PROVIDED RECORDS »
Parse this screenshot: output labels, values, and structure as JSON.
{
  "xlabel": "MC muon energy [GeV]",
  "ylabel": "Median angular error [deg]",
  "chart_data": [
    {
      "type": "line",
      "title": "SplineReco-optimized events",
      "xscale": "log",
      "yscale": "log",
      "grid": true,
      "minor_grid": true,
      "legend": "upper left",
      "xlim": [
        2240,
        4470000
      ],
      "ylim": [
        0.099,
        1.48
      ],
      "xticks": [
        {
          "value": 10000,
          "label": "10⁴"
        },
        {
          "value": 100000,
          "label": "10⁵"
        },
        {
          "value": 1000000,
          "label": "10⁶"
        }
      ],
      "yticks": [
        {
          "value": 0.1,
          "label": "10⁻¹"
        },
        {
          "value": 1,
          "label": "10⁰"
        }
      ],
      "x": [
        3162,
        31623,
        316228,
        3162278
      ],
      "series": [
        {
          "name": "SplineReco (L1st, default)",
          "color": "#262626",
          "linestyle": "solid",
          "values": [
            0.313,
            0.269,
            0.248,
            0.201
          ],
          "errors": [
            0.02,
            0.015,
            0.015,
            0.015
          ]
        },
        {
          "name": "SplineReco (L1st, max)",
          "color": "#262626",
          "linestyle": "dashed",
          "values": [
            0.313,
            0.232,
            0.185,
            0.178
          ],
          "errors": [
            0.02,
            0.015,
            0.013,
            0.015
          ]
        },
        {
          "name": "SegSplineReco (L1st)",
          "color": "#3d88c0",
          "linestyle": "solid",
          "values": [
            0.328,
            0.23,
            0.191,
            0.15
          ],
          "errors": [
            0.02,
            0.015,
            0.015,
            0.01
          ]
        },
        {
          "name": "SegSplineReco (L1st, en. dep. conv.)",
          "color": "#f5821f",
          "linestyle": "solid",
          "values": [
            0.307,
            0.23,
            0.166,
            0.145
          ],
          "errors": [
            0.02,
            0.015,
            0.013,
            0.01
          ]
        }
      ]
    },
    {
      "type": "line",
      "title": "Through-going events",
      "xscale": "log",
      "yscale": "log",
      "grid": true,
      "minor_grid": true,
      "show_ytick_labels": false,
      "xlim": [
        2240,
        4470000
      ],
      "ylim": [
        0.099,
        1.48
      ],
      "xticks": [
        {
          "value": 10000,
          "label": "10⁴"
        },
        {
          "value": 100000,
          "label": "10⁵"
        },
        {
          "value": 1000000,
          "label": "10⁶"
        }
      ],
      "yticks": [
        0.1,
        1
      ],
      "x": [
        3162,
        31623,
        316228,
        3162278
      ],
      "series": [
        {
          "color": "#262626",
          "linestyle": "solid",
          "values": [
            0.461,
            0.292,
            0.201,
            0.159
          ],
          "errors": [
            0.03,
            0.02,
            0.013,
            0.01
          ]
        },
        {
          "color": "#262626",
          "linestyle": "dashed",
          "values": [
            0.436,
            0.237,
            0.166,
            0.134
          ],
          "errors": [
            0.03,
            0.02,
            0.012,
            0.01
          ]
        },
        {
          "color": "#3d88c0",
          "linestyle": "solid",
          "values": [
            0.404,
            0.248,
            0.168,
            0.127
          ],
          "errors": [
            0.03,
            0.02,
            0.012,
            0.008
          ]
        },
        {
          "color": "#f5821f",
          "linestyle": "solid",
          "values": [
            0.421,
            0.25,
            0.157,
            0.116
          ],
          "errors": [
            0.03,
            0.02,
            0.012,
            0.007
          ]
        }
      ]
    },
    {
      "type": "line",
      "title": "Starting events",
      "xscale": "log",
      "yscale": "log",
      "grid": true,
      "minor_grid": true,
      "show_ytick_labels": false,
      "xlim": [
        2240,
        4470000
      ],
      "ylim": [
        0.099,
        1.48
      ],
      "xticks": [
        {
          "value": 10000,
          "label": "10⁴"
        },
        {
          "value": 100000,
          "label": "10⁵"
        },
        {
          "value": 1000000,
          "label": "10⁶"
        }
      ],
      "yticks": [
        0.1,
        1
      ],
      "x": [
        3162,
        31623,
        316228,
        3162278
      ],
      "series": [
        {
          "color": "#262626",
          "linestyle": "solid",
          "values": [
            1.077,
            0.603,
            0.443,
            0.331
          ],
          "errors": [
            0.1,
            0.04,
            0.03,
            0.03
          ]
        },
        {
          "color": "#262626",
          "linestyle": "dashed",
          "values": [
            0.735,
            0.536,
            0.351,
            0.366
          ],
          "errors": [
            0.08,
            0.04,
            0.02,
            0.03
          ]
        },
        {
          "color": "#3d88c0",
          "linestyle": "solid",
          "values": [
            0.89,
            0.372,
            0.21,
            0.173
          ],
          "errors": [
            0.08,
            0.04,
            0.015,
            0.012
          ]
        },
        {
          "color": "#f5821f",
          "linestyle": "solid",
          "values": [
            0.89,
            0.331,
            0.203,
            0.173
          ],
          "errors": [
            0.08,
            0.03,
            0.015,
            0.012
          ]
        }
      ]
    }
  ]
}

STATED EXERCISE » Find the lines above holding the word "events" and show them.

THE ANSWER »
      "title": "SplineReco-optimized events",
      "title": "Through-going events",
      "title": "Starting events",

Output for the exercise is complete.